* WHAT IS REQUIRED
Write out every entry word for word.
--- MATERIAL FOR THIS EXERCISE ---
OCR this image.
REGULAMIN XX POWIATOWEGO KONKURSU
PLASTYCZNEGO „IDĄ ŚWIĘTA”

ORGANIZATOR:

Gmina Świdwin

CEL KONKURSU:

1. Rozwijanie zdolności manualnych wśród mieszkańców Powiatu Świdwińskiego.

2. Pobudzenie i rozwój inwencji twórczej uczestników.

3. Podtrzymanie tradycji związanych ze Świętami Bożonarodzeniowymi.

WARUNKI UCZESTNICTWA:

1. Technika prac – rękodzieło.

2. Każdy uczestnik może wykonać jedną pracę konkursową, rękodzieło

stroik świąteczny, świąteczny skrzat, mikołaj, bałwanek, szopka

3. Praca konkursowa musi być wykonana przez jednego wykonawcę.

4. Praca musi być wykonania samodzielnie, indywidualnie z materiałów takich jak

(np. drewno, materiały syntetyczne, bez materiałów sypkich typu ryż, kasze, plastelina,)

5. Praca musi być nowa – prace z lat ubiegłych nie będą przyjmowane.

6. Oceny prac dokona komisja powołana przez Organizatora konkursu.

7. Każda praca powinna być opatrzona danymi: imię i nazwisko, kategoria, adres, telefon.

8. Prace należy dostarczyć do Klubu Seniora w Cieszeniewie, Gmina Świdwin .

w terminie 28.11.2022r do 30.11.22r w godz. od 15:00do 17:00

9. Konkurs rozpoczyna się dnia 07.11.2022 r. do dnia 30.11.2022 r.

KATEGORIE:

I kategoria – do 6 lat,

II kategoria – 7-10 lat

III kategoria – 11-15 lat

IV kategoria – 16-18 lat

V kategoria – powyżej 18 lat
---
* REPLY TO THE TASK
OCR this image.
REGULAMIN XX POWIATOWEGO KONKURSU
PLASTYCZNEGO „IDĄ ŚWIĘTA”

ORGANIZATOR:

Gmina Świdwin

CEL KONKURSU:

1. Rozwijanie zdolności manualnych wśród mieszkańców Powiatu Świdwińskiego.

2. Pobudzenie i rozwój inwencji twórczej uczestników.

3. Podtrzymanie tradycji związanych ze Świętami Bożonarodzeniowymi.

WARUNKI UCZESTNICTWA:

1. Technika prac – rękodzieło.

2. Każdy uczestnik może wykonać jedną pracę konkursową, rękodzieło

stroik świąteczny, świąteczny skrzat, mikołaj, bałwanek, szopka

3. Praca konkursowa musi być wykonana przez jednego wykonawcę.

4. Praca musi być wykonania samodzielnie, indywidualnie z materiałów takich jak

(np. drewno, materiały syntetyczne, bez materiałów sypkich typu ryż, kasze, plastelina,)

5. Praca musi być nowa – prace z lat ubiegłych nie będą przyjmowane.

6. Oceny prac dokona komisja powołana przez Organizatora konkursu.

7. Każda praca powinna być opatrzona danymi: imię i nazwisko, kategoria, adres, telefon.

8. Prace należy dostarczyć do Klubu Seniora w Cieszeniewie, Gmina Świdwin .

w terminie 28.11.2022r do 30.11.22r w godz. od 15:00do 17:00

9. Konkurs rozpoczyna się dnia 07.11.2022 r. do dnia 30.11.2022 r.

KATEGORIE:

I kategoria – do 6 lat,

II kategoria – 7-10 lat

III kategoria – 11-15 lat

IV kategoria – 16-18 lat

V kategoria – powyżej 18 lat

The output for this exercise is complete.